• _STORED ROWS_:
________

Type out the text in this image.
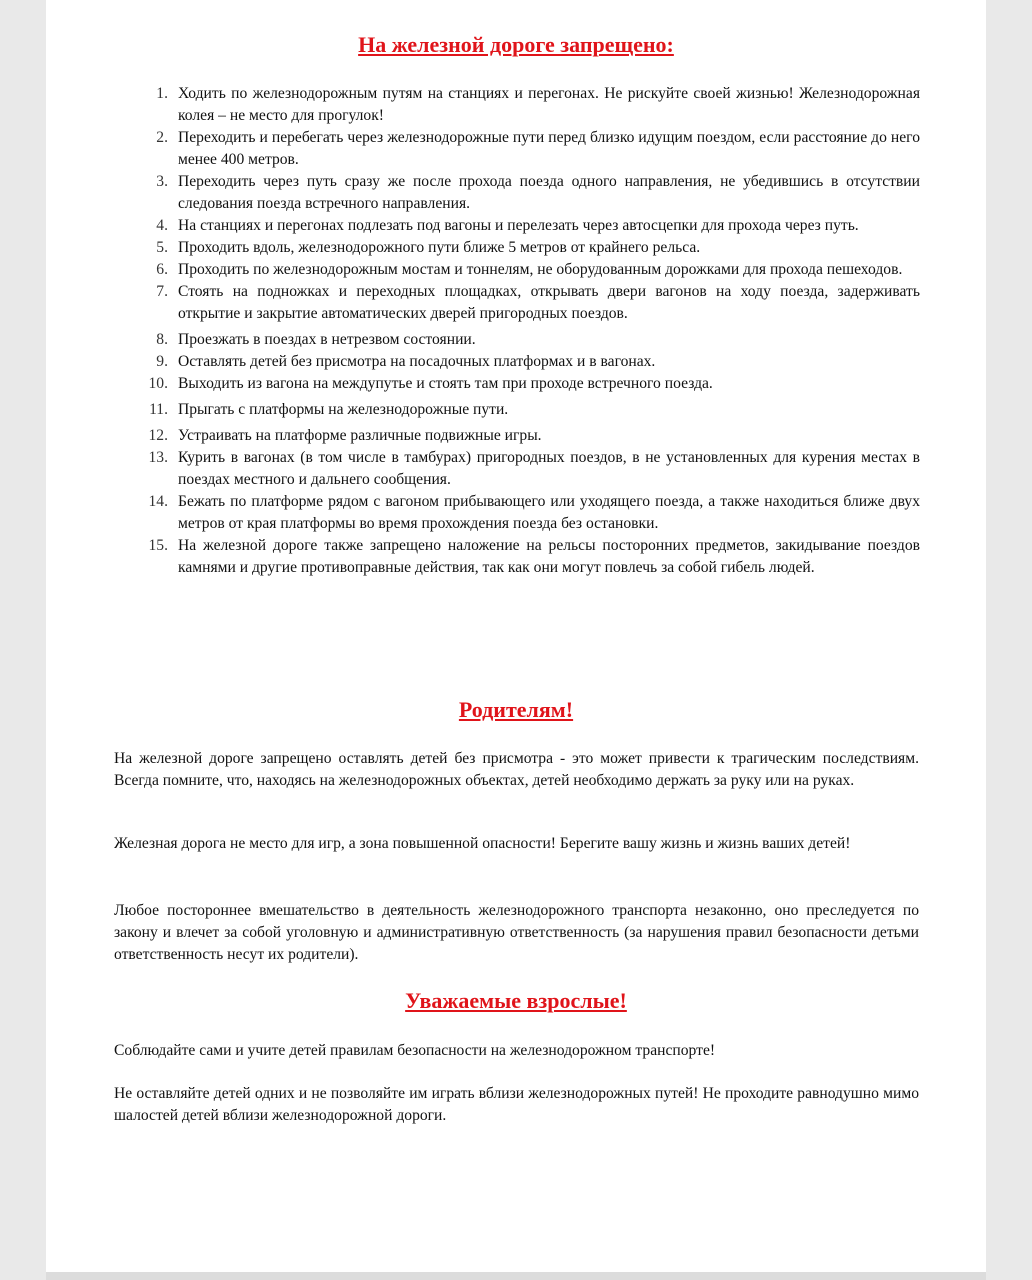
На железной дороге запрещено:
1. Ходить по железнодорожным путям на станциях и перегонах. Не рискуйте своей жизнью! Железнодорожная колея – не место для прогулок!
2. Переходить и перебегать через железнодорожные пути перед близко идущим поездом, если расстояние до него менее 400 метров.
3. Переходить через путь сразу же после прохода поезда одного направления, не убедившись в отсутствии следования поезда встречного направления.
4. На станциях и перегонах подлезать под вагоны и перелезать через автосцепки для прохода через путь.
5. Проходить вдоль, железнодорожного пути ближе 5 метров от крайнего рельса.
6. Проходить по железнодорожным мостам и тоннелям, не оборудованным дорожками для прохода пешеходов.
7. Стоять на подножках и переходных площадках, открывать двери вагонов на ходу поезда, задерживать открытие и закрытие автоматических дверей пригородных поездов.
8. Проезжать в поездах в нетрезвом состоянии.
9. Оставлять детей без присмотра на посадочных платформах и в вагонах.
10. Выходить из вагона на междупутье и стоять там при проходе встречного поезда.
11. Прыгать с платформы на железнодорожные пути.
12. Устраивать на платформе различные подвижные игры.
13. Курить в вагонах (в том числе в тамбурах) пригородных поездов, в не установленных для курения местах в поездах местного и дальнего сообщения.
14. Бежать по платформе рядом с вагоном прибывающего или уходящего поезда, а также находиться ближе двух метров от края платформы во время прохождения поезда без остановки.
15. На железной дороге также запрещено наложение на рельсы посторонних предметов, закидывание поездов камнями и другие противоправные действия, так как они могут повлечь за собой гибель людей.
Родителям!
На железной дороге запрещено оставлять детей без присмотра - это может привести к трагическим последствиям. Всегда помните, что, находясь на железнодорожных объектах, детей необходимо держать за руку или на руках.
Железная дорога не место для игр, а зона повышенной опасности! Берегите вашу жизнь и жизнь ваших детей!
Любое постороннее вмешательство в деятельность железнодорожного транспорта незаконно, оно преследуется по закону и влечет за собой уголовную и административную ответственность (за нарушения правил безопасности детьми ответственность несут их родители).
Уважаемые взрослые!
Соблюдайте сами и учите детей правилам безопасности на железнодорожном транспорте!
Не оставляйте детей одних и не позволяйте им играть вблизи железнодорожных путей! Не проходите равнодушно мимо шалостей детей вблизи железнодорожной дороги.
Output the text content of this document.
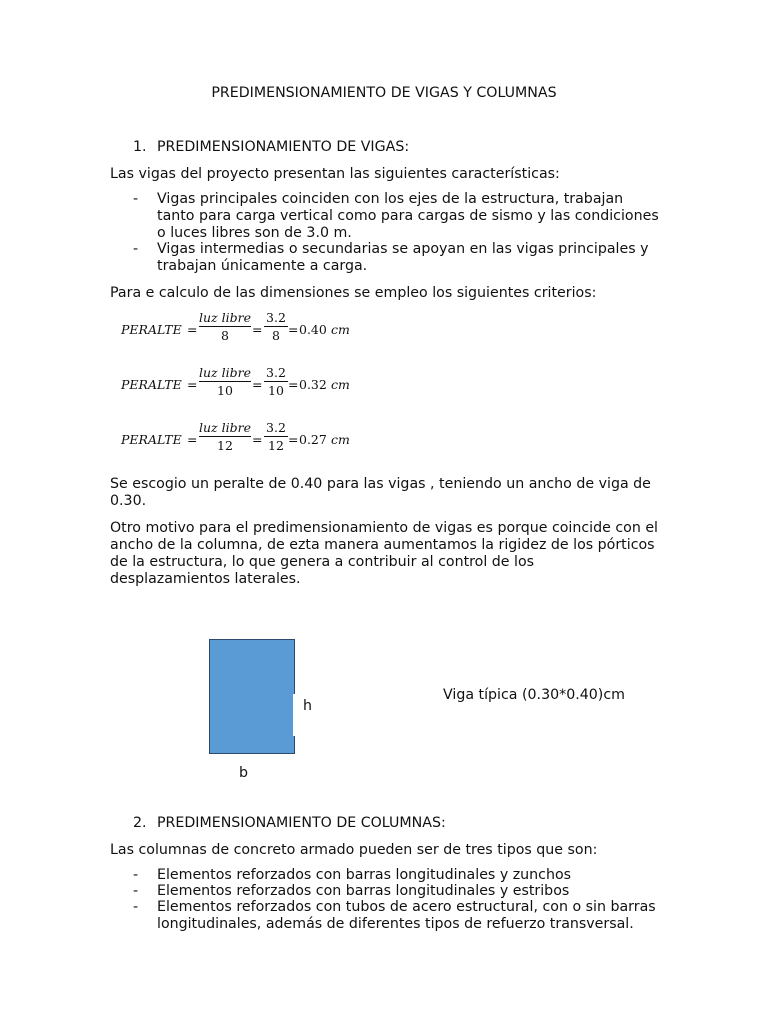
PREDIMENSIONAMIENTO DE VIGAS Y COLUMNAS
1. PREDIMENSIONAMIENTO DE VIGAS:
Las vigas del proyecto presentan las siguientes características:
- Vigas principales coinciden con los ejes de la estructura, trabajan
tanto para carga vertical como para cargas de sismo y las condiciones
o luces libres son de 3.0 m.
- Vigas intermedias o secundarias se apoyan en las vigas principales y
trabajan únicamente a carga.
Para e calculo de las dimensiones se empleo los siguientes criterios:
PERALTE =
luz libre
8	=
3.2
8 = 0.40 cm
PERALTE =
luz libre
10	=
3.2
10 = 0.32 cm
PERALTE =
luz libre
12	=
3.2
12 = 0.27 cm
Se escogio un peralte de 0.40 para las vigas , teniendo un ancho de viga de
0.30.
Otro motivo para el predimensionamiento de vigas es porque coincide con el
ancho de la columna, de ezta manera aumentamos la rigidez de los pórticos
de la estructura, lo que genera a contribuir al control de los
desplazamientos laterales.
h
b
Viga típica (0.30*0.40)cm
2. PREDIMENSIONAMIENTO DE COLUMNAS:
Las columnas de concreto armado pueden ser de tres tipos que son:
- Elementos reforzados con barras longitudinales y zunchos
- Elementos reforzados con barras longitudinales y estribos
- Elementos reforzados con tubos de acero estructural, con o sin barras
longitudinales, además de diferentes tipos de refuerzo transversal.
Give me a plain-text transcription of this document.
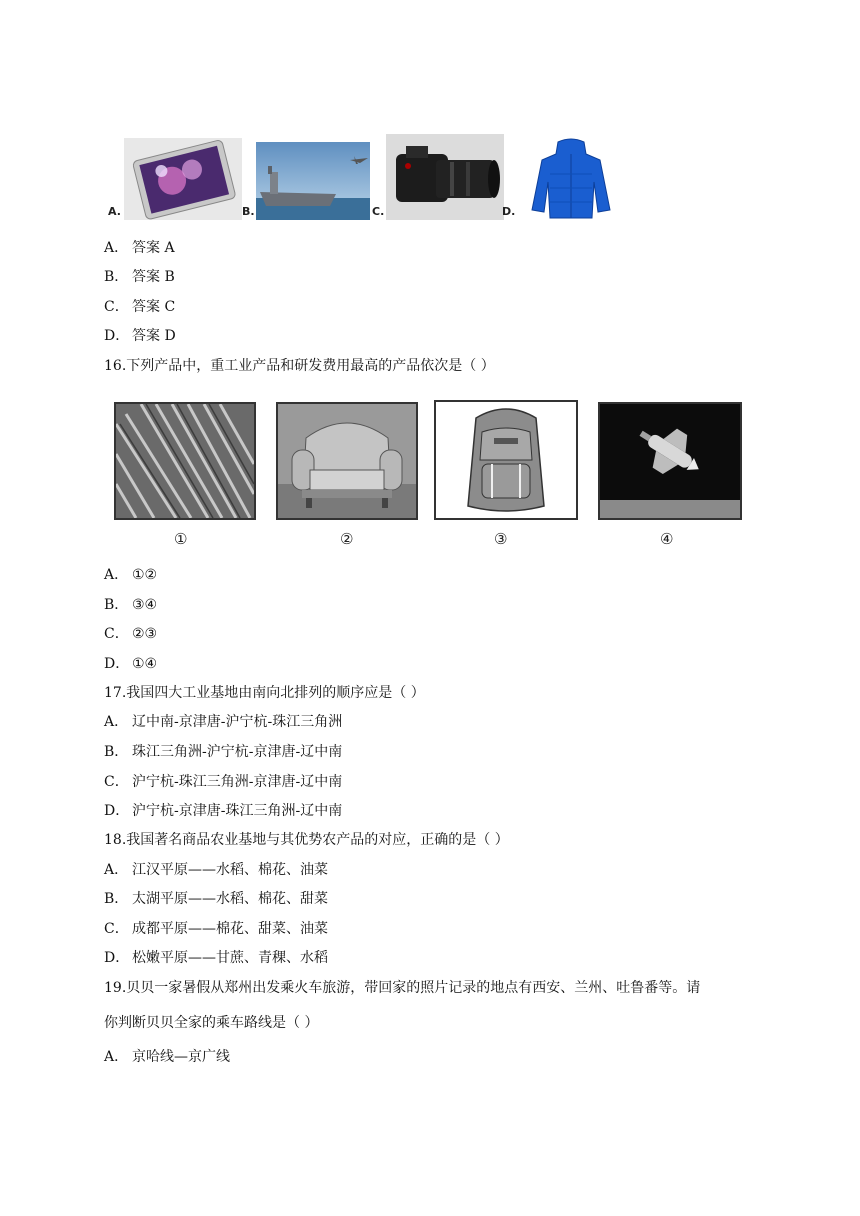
A.	B.	C.	D.
A． 答案 A
B． 答案 B
C． 答案 C
D． 答案 D
16.下列产品中，重工业产品和研发费用最高的产品依次是（ ）
①	②	③	④
A． ①②
B． ③④
C． ②③
D． ①④
17.我国四大工业基地由南向北排列的顺序应是（ ）
A． 辽中南-京津唐-沪宁杭-珠江三角洲
B． 珠江三角洲-沪宁杭-京津唐-辽中南
C． 沪宁杭-珠江三角洲-京津唐-辽中南
D． 沪宁杭-京津唐-珠江三角洲-辽中南
18.我国著名商品农业基地与其优势农产品的对应，正确的是（ ）
A． 江汉平原——水稻、棉花、油菜
B． 太湖平原——水稻、棉花、甜菜
C． 成都平原——棉花、甜菜、油菜
D． 松嫩平原——甘蔗、青稞、水稻
19.贝贝一家暑假从郑州出发乘火车旅游，带回家的照片记录的地点有西安、兰州、吐鲁番等。请
你判断贝贝全家的乘车路线是（ ）
A． 京哈线—京广线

________

• _YOUR TASK_: Give an exact copy of the material, leaving out every picture.

• _TASK ANSWER_:
Type out the text in this image.
На железной дороге запрещено:
1. Ходить по железнодорожным путям на станциях и перегонах. Не рискуйте своей жизнью! Железнодорожная колея – не место для прогулок!
2. Переходить и перебегать через железнодорожные пути перед близко идущим поездом, если расстояние до него менее 400 метров.
3. Переходить через путь сразу же после прохода поезда одного направления, не убедившись в отсутствии следования поезда встречного направления.
4. На станциях и перегонах подлезать под вагоны и перелезать через автосцепки для прохода через путь.
5. Проходить вдоль, железнодорожного пути ближе 5 метров от крайнего рельса.
6. Проходить по железнодорожным мостам и тоннелям, не оборудованным дорожками для прохода пешеходов.
7. Стоять на подножках и переходных площадках, открывать двери вагонов на ходу поезда, задерживать открытие и закрытие автоматических дверей пригородных поездов.
8. Проезжать в поездах в нетрезвом состоянии.
9. Оставлять детей без присмотра на посадочных платформах и в вагонах.
10. Выходить из вагона на междупутье и стоять там при проходе встречного поезда.
11. Прыгать с платформы на железнодорожные пути.
12. Устраивать на платформе различные подвижные игры.
13. Курить в вагонах (в том числе в тамбурах) пригородных поездов, в не установленных для курения местах в поездах местного и дальнего сообщения.
14. Бежать по платформе рядом с вагоном прибывающего или уходящего поезда, а также находиться ближе двух метров от края платформы во время прохождения поезда без остановки.
15. На железной дороге также запрещено наложение на рельсы посторонних предметов, закидывание поездов камнями и другие противоправные действия, так как они могут повлечь за собой гибель людей.
Родителям!
На железной дороге запрещено оставлять детей без присмотра - это может привести к трагическим последствиям. Всегда помните, что, находясь на железнодорожных объектах, детей необходимо держать за руку или на руках.
Железная дорога не место для игр, а зона повышенной опасности! Берегите вашу жизнь и жизнь ваших детей!
Любое постороннее вмешательство в деятельность железнодорожного транспорта незаконно, оно преследуется по закону и влечет за собой уголовную и административную ответственность (за нарушения правил безопасности детьми ответственность несут их родители).
Уважаемые взрослые!
Соблюдайте сами и учите детей правилам безопасности на железнодорожном транспорте!
Не оставляйте детей одних и не позволяйте им играть вблизи железнодорожных путей! Не проходите равнодушно мимо шалостей детей вблизи железнодорожной дороги.
Output the text content of this document.
PREDIMENSIONAMIENTO DE VIGAS Y COLUMNAS
1. PREDIMENSIONAMIENTO DE VIGAS:
Las vigas del proyecto presentan las siguientes características:
- Vigas principales coinciden con los ejes de la estructura, trabajan
tanto para carga vertical como para cargas de sismo y las condiciones
o luces libres son de 3.0 m.
- Vigas intermedias o secundarias se apoyan en las vigas principales y
trabajan únicamente a carga.
Para e calculo de las dimensiones se empleo los siguientes criterios:
PERALTE =
luz libre
8	=
3.2
8 = 0.40 cm
PERALTE =
luz libre
10	=
3.2
10 = 0.32 cm
PERALTE =
luz libre
12	=
3.2
12 = 0.27 cm
Se escogio un peralte de 0.40 para las vigas , teniendo un ancho de viga de
0.30.
Otro motivo para el predimensionamiento de vigas es porque coincide con el
ancho de la columna, de ezta manera aumentamos la rigidez de los pórticos
de la estructura, lo que genera a contribuir al control de los
desplazamientos laterales.
h
b
Viga típica (0.30*0.40)cm
2. PREDIMENSIONAMIENTO DE COLUMNAS:
Las columnas de concreto armado pueden ser de tres tipos que son:
- Elementos reforzados con barras longitudinales y zunchos
- Elementos reforzados con barras longitudinales y estribos
- Elementos reforzados con tubos de acero estructural, con o sin barras
longitudinales, además de diferentes tipos de refuerzo transversal.
Give me a plain-text transcription of this document.
A.	B.	C.	D.
A． 答案 A
B． 答案 B
C． 答案 C
D． 答案 D
16.下列产品中，重工业产品和研发费用最高的产品依次是（ ）
①	②	③	④
A． ①②
B． ③④
C． ②③
D． ①④
17.我国四大工业基地由南向北排列的顺序应是（ ）
A． 辽中南-京津唐-沪宁杭-珠江三角洲
B． 珠江三角洲-沪宁杭-京津唐-辽中南
C． 沪宁杭-珠江三角洲-京津唐-辽中南
D． 沪宁杭-京津唐-珠江三角洲-辽中南
18.我国著名商品农业基地与其优势农产品的对应，正确的是（ ）
A． 江汉平原——水稻、棉花、油菜
B． 太湖平原——水稻、棉花、甜菜
C． 成都平原——棉花、甜菜、油菜
D． 松嫩平原——甘蔗、青稞、水稻
19.贝贝一家暑假从郑州出发乘火车旅游，带回家的照片记录的地点有西安、兰州、吐鲁番等。请
你判断贝贝全家的乘车路线是（ ）
A． 京哈线—京广线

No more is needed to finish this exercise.